Reply with one number: the count of lines in the data that hold the string "może".
"""
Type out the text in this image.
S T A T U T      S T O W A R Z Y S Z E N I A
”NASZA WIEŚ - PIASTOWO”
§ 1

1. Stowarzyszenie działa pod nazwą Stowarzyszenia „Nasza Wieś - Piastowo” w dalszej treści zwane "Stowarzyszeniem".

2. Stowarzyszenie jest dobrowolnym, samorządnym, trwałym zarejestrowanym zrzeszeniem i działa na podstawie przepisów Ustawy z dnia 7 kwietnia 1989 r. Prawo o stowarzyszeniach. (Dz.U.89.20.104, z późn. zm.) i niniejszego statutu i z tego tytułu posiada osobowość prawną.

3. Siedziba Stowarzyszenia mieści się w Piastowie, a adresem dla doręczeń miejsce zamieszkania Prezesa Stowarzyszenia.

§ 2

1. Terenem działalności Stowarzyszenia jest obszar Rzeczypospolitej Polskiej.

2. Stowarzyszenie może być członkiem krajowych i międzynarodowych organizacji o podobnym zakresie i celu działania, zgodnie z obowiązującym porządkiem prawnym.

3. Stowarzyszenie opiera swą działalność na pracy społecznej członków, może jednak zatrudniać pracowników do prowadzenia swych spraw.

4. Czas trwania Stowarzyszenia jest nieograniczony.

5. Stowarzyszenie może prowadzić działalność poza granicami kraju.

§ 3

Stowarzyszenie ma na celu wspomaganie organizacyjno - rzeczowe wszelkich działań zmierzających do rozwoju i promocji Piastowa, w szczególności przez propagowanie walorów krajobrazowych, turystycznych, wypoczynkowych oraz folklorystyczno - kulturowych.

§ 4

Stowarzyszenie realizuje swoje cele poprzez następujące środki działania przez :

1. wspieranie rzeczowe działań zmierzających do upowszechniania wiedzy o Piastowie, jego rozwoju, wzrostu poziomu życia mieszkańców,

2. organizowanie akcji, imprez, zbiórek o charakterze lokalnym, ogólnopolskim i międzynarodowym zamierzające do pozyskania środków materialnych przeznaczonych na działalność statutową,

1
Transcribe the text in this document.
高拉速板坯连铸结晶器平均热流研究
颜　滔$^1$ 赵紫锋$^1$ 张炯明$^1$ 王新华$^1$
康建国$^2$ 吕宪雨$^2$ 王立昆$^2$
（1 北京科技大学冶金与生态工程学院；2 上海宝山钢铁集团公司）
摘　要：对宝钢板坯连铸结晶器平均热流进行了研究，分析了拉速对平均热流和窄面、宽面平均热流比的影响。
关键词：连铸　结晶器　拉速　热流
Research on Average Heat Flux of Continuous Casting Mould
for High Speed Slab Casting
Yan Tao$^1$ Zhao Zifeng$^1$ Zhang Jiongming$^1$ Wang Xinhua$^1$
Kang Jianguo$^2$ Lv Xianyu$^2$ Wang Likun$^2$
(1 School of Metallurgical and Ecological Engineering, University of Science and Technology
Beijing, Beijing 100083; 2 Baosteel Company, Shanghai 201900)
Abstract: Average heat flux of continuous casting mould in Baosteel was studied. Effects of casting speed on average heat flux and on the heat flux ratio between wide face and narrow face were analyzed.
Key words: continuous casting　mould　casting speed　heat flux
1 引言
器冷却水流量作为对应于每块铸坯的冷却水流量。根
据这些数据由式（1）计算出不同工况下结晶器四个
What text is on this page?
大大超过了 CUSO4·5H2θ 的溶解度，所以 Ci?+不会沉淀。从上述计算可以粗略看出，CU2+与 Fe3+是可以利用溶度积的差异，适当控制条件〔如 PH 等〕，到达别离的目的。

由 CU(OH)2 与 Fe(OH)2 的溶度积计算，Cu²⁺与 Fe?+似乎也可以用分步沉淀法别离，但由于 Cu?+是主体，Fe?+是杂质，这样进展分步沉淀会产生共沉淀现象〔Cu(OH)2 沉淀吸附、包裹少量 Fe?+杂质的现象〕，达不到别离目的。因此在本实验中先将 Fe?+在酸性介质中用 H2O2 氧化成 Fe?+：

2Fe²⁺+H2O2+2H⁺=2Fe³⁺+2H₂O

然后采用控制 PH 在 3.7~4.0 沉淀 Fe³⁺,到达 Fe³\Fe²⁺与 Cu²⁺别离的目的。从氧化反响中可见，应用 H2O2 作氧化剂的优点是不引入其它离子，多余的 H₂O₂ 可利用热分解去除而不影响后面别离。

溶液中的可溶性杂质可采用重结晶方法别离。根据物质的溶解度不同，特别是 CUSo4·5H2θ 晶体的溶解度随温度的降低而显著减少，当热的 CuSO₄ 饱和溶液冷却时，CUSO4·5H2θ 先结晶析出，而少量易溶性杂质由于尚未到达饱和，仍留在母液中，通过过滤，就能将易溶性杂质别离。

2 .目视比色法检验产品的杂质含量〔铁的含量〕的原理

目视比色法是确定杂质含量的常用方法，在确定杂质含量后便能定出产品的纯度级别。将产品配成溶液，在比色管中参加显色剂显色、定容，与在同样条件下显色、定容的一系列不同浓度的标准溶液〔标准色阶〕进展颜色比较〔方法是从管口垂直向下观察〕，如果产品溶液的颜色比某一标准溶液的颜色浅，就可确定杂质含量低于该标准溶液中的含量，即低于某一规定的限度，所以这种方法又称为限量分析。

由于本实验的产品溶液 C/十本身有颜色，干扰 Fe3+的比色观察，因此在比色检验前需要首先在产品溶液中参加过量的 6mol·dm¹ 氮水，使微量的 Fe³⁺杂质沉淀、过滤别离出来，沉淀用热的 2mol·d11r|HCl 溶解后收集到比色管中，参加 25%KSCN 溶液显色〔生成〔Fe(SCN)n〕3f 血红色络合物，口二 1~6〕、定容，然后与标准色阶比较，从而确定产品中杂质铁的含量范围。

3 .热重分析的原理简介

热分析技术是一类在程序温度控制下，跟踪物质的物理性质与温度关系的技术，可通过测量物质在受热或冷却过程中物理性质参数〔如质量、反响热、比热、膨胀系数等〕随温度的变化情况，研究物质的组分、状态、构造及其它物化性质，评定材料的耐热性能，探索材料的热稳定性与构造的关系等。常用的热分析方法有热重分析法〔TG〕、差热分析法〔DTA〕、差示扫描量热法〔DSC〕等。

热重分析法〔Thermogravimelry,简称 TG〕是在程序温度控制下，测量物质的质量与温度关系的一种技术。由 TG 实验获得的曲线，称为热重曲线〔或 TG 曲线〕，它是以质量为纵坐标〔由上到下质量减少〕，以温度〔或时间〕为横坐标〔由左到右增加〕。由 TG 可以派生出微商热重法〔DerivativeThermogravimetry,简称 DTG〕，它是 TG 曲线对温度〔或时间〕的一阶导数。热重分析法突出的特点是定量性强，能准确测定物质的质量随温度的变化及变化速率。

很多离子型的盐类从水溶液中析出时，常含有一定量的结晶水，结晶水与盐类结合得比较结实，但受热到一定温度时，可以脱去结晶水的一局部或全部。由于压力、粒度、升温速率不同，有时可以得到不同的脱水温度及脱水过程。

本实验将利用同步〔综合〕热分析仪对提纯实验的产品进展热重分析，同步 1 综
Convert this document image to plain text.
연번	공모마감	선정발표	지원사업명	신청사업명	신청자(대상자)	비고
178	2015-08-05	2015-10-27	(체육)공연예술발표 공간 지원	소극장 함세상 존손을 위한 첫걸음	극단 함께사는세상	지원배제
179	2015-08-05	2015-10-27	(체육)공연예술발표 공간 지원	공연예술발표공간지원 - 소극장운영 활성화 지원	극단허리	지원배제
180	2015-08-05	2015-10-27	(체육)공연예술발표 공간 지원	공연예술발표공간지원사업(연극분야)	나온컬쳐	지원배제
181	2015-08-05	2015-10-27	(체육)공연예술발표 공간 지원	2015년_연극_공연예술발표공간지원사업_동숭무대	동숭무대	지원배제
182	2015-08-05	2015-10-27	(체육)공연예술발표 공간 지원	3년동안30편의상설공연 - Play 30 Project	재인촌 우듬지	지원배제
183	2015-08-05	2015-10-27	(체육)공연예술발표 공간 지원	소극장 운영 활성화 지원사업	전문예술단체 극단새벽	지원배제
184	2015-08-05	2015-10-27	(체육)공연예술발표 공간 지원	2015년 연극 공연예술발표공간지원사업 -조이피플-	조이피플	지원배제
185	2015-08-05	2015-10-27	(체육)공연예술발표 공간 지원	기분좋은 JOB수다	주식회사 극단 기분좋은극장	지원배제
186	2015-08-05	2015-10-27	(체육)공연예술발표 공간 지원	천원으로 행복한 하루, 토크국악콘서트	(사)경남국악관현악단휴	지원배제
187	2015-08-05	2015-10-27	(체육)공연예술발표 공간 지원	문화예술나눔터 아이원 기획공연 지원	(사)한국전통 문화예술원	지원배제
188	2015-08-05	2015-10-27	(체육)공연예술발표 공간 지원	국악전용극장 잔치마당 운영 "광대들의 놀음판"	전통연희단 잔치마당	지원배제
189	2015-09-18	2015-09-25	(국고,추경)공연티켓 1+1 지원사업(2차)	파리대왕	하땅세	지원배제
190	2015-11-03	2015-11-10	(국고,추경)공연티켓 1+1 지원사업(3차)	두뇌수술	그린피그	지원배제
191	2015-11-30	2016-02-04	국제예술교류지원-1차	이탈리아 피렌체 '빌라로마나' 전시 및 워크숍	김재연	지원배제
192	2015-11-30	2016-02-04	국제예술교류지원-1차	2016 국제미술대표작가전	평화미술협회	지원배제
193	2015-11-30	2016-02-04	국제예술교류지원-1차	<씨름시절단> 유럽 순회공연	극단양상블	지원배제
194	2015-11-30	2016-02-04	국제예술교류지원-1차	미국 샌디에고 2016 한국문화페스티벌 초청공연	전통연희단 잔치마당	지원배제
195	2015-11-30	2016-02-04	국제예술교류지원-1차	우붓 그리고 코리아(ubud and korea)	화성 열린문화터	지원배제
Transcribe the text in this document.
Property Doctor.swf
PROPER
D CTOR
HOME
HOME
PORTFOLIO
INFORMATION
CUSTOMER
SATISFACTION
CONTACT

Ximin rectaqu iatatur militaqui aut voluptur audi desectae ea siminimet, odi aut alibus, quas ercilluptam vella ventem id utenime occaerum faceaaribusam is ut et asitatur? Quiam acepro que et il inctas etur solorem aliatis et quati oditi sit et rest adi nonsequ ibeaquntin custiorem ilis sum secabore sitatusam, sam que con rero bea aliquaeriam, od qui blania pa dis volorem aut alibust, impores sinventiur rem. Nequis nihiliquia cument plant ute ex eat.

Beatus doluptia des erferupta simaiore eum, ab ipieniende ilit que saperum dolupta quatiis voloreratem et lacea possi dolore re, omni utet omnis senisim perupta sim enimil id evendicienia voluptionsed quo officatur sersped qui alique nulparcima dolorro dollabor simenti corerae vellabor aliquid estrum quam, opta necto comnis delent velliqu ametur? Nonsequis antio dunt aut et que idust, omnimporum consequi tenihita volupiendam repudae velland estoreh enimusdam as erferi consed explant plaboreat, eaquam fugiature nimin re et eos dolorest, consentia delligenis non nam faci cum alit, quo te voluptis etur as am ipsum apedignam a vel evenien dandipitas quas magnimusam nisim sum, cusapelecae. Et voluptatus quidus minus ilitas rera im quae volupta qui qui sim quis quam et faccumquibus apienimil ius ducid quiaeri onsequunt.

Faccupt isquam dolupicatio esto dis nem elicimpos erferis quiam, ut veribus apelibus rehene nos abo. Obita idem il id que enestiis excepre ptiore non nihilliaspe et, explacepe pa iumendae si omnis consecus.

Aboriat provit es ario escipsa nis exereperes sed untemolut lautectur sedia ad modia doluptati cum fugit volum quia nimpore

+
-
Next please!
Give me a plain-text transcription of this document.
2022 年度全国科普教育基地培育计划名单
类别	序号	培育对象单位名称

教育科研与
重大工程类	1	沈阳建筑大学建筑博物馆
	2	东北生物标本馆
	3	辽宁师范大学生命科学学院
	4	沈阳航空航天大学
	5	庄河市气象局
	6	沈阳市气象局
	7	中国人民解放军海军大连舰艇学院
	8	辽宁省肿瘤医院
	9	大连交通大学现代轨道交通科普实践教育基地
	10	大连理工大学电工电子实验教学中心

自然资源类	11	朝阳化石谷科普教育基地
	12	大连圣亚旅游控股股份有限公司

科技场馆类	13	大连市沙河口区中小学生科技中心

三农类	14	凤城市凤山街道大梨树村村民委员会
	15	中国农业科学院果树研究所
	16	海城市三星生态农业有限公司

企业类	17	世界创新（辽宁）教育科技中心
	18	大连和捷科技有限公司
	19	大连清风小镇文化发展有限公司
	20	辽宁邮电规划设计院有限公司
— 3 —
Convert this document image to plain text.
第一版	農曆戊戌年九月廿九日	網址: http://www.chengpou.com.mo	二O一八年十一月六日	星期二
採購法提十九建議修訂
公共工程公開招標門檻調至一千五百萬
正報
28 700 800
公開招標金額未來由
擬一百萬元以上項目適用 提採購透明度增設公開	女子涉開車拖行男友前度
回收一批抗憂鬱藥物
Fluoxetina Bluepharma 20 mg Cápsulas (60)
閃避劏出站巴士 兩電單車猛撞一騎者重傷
"""
▸ **RESPONSE TO THE EXERCISE**
3